### 課題概要 1:
本文について次の問いに答えよ。
(a) 彼の姿は何さながらだと述べられているか。
(b) 「おまえみたいなやつが」何をしてはいけないと言われたとあるか。
(c) 出典に記された作詞者は誰か。
### 課題概要 2:
本文のうち、「その姿はボロボロで、まさに死神さながら。」を含む箇所から始め、「なこと関係なく愛してほしい」」の後で止めて、その範囲を一字も変えずに書き写してください。
+++ 本文
例え天使だって誰かを救うためには自分の身を挺さないといけないようです。
そして彼は何度も人を救ってきたのでしょう。
その姿はボロボロで、まさに死神さながら。
彼はどうせボロボロになるならと何も持たず、食べるものも最低限。
そして悲しみに耐える準備はいつだってできています。
本当は愛されたい
見た目とか体裁とかどうでもいいっていって抱きしめてよ
いつか男とか女とか関係なくなるくらいに愛し合おうよ
出典: 死神/作詞:大森靖子 作曲:大森靖子
ここで登場するのは、「その人が救われるのならそれでいい」と言っていた彼の本心。
本当は「死神だ」と罵られて深く傷ついているのではないでしょうか。
「見た目がどんなにボロボロだって、みんなから死神だと言われていたって、そんなこと関係なく愛してほしい」
人のために自分の身を挺することをいとわない彼ですが、本当は愛されたかったのです。
芽生えてしまった憎しみ
おまえみたいなやつが子供を育てちゃいけないとか言われて
いつか歴史が僕を正しいと証明したって意味がない
僕をボロボロにした全て 僕はどうしても殺したくて
誰もはみ出さないクソ平和のため 僕だけが僕を殺してきたけど
出典: 死神/作詞:大森靖子 作曲:大森靖子
この部分から、ずっと感情を押し殺して来た彼の気持ちに変化が見え始めます。
散々罵られても、人を救い続けた彼。
++++++
+++ 学習用データ
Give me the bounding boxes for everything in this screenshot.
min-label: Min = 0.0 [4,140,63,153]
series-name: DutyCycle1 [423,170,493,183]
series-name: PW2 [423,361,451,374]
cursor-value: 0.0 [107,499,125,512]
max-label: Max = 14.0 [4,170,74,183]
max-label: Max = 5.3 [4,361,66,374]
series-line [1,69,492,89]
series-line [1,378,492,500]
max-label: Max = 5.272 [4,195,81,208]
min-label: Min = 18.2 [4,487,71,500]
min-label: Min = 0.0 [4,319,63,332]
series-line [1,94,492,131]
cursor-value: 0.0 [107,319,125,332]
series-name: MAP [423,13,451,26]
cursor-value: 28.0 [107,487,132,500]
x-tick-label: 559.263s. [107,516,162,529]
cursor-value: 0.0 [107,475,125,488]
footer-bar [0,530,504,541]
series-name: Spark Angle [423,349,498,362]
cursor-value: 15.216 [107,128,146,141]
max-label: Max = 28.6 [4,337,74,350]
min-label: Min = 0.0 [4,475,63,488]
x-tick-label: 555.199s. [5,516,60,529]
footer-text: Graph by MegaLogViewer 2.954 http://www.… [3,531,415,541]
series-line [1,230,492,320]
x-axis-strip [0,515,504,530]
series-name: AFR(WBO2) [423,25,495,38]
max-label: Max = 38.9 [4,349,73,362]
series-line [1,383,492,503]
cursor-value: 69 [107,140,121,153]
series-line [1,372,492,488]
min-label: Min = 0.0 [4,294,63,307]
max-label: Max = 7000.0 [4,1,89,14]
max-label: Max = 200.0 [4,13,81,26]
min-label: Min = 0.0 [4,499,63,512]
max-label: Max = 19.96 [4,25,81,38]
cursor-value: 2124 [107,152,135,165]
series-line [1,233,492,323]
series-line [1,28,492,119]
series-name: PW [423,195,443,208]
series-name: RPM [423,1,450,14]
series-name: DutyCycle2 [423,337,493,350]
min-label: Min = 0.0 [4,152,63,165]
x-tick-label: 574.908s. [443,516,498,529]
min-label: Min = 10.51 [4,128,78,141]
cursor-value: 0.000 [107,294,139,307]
++++++
### 解答結果 1:
(a) 死神
(b) 子供を育てること
(c) 大森靖子

### 解答結果 2:
その姿はボロボロで、まさに死神さながら。
彼はどうせボロボロになるならと何も持たず、食べるものも最低限。
そして悲しみに耐える準備はいつだってできています。
本当は愛されたい
見た目とか体裁とかどうでもいいっていって抱きしめてよ
いつか男とか女とか関係なくなるくらいに愛し合おうよ
出典: 死神/作詞:大森靖子 作曲:大森靖子
ここで登場するのは、「その人が救われるのならそれでいい」と言っていた彼の本心。
本当は「死神だ」と罵られて深く傷ついているのではないでしょうか。
「見た目がどんなにボロボロだって、みんなから死神だと言われていたって、そんなこと関係なく愛してほしい」